PROBLEM TO WORK ON:
Write out each entry, exactly the way it appears.

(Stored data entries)
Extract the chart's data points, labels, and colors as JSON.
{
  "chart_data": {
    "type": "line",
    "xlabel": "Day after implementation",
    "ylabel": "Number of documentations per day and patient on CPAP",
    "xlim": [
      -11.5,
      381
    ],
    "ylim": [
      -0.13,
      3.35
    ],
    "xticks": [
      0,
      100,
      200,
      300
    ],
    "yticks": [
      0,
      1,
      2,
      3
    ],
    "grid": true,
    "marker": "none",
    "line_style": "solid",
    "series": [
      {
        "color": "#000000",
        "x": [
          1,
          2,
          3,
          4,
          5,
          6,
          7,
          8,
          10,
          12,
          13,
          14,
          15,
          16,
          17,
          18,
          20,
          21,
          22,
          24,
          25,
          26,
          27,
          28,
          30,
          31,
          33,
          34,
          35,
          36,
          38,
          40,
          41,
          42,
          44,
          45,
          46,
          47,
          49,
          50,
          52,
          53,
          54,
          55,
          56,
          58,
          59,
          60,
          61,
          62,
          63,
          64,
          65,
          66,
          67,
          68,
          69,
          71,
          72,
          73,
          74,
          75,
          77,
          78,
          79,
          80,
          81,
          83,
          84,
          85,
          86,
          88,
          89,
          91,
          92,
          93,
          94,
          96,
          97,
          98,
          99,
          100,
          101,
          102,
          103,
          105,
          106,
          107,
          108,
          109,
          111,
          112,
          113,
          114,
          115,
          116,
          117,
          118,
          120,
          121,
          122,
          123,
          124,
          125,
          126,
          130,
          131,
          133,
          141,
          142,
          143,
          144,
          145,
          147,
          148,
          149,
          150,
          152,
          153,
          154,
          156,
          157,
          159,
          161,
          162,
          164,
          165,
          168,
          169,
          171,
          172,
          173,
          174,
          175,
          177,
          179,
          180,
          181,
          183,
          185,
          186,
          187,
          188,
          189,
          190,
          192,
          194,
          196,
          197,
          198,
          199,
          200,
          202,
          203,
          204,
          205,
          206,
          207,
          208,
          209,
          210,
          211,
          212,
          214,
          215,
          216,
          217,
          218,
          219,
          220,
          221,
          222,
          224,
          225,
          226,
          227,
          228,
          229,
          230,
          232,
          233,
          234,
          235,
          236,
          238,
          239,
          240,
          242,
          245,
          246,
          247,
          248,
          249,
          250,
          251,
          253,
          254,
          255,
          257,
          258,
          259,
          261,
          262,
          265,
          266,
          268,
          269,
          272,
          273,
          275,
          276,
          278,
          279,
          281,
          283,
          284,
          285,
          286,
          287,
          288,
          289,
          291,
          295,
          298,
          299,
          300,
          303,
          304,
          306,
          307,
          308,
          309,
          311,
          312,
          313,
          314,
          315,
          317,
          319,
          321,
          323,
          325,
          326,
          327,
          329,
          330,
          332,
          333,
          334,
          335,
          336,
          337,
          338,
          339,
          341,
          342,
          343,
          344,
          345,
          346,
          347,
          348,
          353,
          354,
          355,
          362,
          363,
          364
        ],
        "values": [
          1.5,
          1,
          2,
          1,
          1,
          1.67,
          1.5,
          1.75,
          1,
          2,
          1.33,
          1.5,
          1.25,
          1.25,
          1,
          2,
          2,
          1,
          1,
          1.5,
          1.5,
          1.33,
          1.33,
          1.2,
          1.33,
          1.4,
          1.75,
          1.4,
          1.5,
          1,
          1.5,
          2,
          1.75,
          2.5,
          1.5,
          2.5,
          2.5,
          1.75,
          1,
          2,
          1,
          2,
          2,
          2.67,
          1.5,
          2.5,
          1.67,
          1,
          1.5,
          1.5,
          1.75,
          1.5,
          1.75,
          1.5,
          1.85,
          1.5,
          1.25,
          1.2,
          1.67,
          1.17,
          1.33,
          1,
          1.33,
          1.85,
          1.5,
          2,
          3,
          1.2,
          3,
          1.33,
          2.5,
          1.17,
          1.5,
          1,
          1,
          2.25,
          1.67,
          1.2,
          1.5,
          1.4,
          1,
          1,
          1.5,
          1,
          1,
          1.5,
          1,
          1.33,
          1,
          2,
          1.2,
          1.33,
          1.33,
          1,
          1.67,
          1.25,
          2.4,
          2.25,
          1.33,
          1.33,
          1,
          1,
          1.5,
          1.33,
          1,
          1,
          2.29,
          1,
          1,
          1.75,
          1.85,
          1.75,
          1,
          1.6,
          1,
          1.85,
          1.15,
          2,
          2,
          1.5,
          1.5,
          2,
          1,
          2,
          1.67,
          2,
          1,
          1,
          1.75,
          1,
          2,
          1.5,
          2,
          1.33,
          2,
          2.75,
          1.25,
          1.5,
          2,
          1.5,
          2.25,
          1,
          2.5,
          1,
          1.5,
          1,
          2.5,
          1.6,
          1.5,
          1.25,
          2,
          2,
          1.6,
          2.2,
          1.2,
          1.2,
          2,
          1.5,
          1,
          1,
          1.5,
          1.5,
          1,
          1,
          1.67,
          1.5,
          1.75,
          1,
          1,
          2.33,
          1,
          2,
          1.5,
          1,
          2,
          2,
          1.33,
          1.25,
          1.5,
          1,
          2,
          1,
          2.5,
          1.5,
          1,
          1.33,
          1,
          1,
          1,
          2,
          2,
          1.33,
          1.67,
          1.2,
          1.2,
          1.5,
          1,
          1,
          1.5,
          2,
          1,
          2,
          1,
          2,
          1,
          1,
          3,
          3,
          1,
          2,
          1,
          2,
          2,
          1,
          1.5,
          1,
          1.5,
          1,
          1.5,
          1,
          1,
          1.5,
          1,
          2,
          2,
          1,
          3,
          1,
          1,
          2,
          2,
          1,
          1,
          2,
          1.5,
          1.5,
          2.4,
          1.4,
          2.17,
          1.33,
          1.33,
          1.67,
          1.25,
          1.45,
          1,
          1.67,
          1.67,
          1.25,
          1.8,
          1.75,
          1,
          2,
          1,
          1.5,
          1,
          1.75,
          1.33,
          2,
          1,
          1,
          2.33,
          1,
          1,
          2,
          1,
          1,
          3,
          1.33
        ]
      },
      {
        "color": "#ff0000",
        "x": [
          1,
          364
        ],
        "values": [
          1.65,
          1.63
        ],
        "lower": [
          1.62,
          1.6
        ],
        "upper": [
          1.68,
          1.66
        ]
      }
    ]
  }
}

IN RESPONSE:
Extract the chart's data points, labels, and colors as JSON.
{
  "chart_data": {
    "type": "line",
    "xlabel": "Day after implementation",
    "ylabel": "Number of documentations per day and patient on CPAP",
    "xlim": [
      -11.5,
      381
    ],
    "ylim": [
      -0.13,
      3.35
    ],
    "xticks": [
      0,
      100,
      200,
      300
    ],
    "yticks": [
      0,
      1,
      2,
      3
    ],
    "grid": true,
    "marker": "none",
    "line_style": "solid",
    "series": [
      {
        "color": "#000000",
        "x": [
          1,
          2,
          3,
          4,
          5,
          6,
          7,
          8,
          10,
          12,
          13,
          14,
          15,
          16,
          17,
          18,
          20,
          21,
          22,
          24,
          25,
          26,
          27,
          28,
          30,
          31,
          33,
          34,
          35,
          36,
          38,
          40,
          41,
          42,
          44,
          45,
          46,
          47,
          49,
          50,
          52,
          53,
          54,
          55,
          56,
          58,
          59,
          60,
          61,
          62,
          63,
          64,
          65,
          66,
          67,
          68,
          69,
          71,
          72,
          73,
          74,
          75,
          77,
          78,
          79,
          80,
          81,
          83,
          84,
          85,
          86,
          88,
          89,
          91,
          92,
          93,
          94,
          96,
          97,
          98,
          99,
          100,
          101,
          102,
          103,
          105,
          106,
          107,
          108,
          109,
          111,
          112,
          113,
          114,
          115,
          116,
          117,
          118,
          120,
          121,
          122,
          123,
          124,
          125,
          126,
          130,
          131,
          133,
          141,
          142,
          143,
          144,
          145,
          147,
          148,
          149,
          150,
          152,
          153,
          154,
          156,
          157,
          159,
          161,
          162,
          164,
          165,
          168,
          169,
          171,
          172,
          173,
          174,
          175,
          177,
          179,
          180,
          181,
          183,
          185,
          186,
          187,
          188,
          189,
          190,
          192,
          194,
          196,
          197,
          198,
          199,
          200,
          202,
          203,
          204,
          205,
          206,
          207,
          208,
          209,
          210,
          211,
          212,
          214,
          215,
          216,
          217,
          218,
          219,
          220,
          221,
          222,
          224,
          225,
          226,
          227,
          228,
          229,
          230,
          232,
          233,
          234,
          235,
          236,
          238,
          239,
          240,
          242,
          245,
          246,
          247,
          248,
          249,
          250,
          251,
          253,
          254,
          255,
          257,
          258,
          259,
          261,
          262,
          265,
          266,
          268,
          269,
          272,
          273,
          275,
          276,
          278,
          279,
          281,
          283,
          284,
          285,
          286,
          287,
          288,
          289,
          291,
          295,
          298,
          299,
          300,
          303,
          304,
          306,
          307,
          308,
          309,
          311,
          312,
          313,
          314,
          315,
          317,
          319,
          321,
          323,
          325,
          326,
          327,
          329,
          330,
          332,
          333,
          334,
          335,
          336,
          337,
          338,
          339,
          341,
          342,
          343,
          344,
          345,
          346,
          347,
          348,
          353,
          354,
          355,
          362,
          363,
          364
        ],
        "values": [
          1.5,
          1,
          2,
          1,
          1,
          1.67,
          1.5,
          1.75,
          1,
          2,
          1.33,
          1.5,
          1.25,
          1.25,
          1,
          2,
          2,
          1,
          1,
          1.5,
          1.5,
          1.33,
          1.33,
          1.2,
          1.33,
          1.4,
          1.75,
          1.4,
          1.5,
          1,
          1.5,
          2,
          1.75,
          2.5,
          1.5,
          2.5,
          2.5,
          1.75,
          1,
          2,
          1,
          2,
          2,
          2.67,
          1.5,
          2.5,
          1.67,
          1,
          1.5,
          1.5,
          1.75,
          1.5,
          1.75,
          1.5,
          1.85,
          1.5,
          1.25,
          1.2,
          1.67,
          1.17,
          1.33,
          1,
          1.33,
          1.85,
          1.5,
          2,
          3,
          1.2,
          3,
          1.33,
          2.5,
          1.17,
          1.5,
          1,
          1,
          2.25,
          1.67,
          1.2,
          1.5,
          1.4,
          1,
          1,
          1.5,
          1,
          1,
          1.5,
          1,
          1.33,
          1,
          2,
          1.2,
          1.33,
          1.33,
          1,
          1.67,
          1.25,
          2.4,
          2.25,
          1.33,
          1.33,
          1,
          1,
          1.5,
          1.33,
          1,
          1,
          2.29,
          1,
          1,
          1.75,
          1.85,
          1.75,
          1,
          1.6,
          1,
          1.85,
          1.15,
          2,
          2,
          1.5,
          1.5,
          2,
          1,
          2,
          1.67,
          2,
          1,
          1,
          1.75,
          1,
          2,
          1.5,
          2,
          1.33,
          2,
          2.75,
          1.25,
          1.5,
          2,
          1.5,
          2.25,
          1,
          2.5,
          1,
          1.5,
          1,
          2.5,
          1.6,
          1.5,
          1.25,
          2,
          2,
          1.6,
          2.2,
          1.2,
          1.2,
          2,
          1.5,
          1,
          1,
          1.5,
          1.5,
          1,
          1,
          1.67,
          1.5,
          1.75,
          1,
          1,
          2.33,
          1,
          2,
          1.5,
          1,
          2,
          2,
          1.33,
          1.25,
          1.5,
          1,
          2,
          1,
          2.5,
          1.5,
          1,
          1.33,
          1,
          1,
          1,
          2,
          2,
          1.33,
          1.67,
          1.2,
          1.2,
          1.5,
          1,
          1,
          1.5,
          2,
          1,
          2,
          1,
          2,
          1,
          1,
          3,
          3,
          1,
          2,
          1,
          2,
          2,
          1,
          1.5,
          1,
          1.5,
          1,
          1.5,
          1,
          1,
          1.5,
          1,
          2,
          2,
          1,
          3,
          1,
          1,
          2,
          2,
          1,
          1,
          2,
          1.5,
          1.5,
          2.4,
          1.4,
          2.17,
          1.33,
          1.33,
          1.67,
          1.25,
          1.45,
          1,
          1.67,
          1.67,
          1.25,
          1.8,
          1.75,
          1,
          2,
          1,
          1.5,
          1,
          1.75,
          1.33,
          2,
          1,
          1,
          2.33,
          1,
          1,
          2,
          1,
          1,
          3,
          1.33
        ]
      },
      {
        "color": "#ff0000",
        "x": [
          1,
          364
        ],
        "values": [
          1.65,
          1.63
        ],
        "lower": [
          1.62,
          1.6
        ],
        "upper": [
          1.68,
          1.66
        ]
      }
    ]
  }
}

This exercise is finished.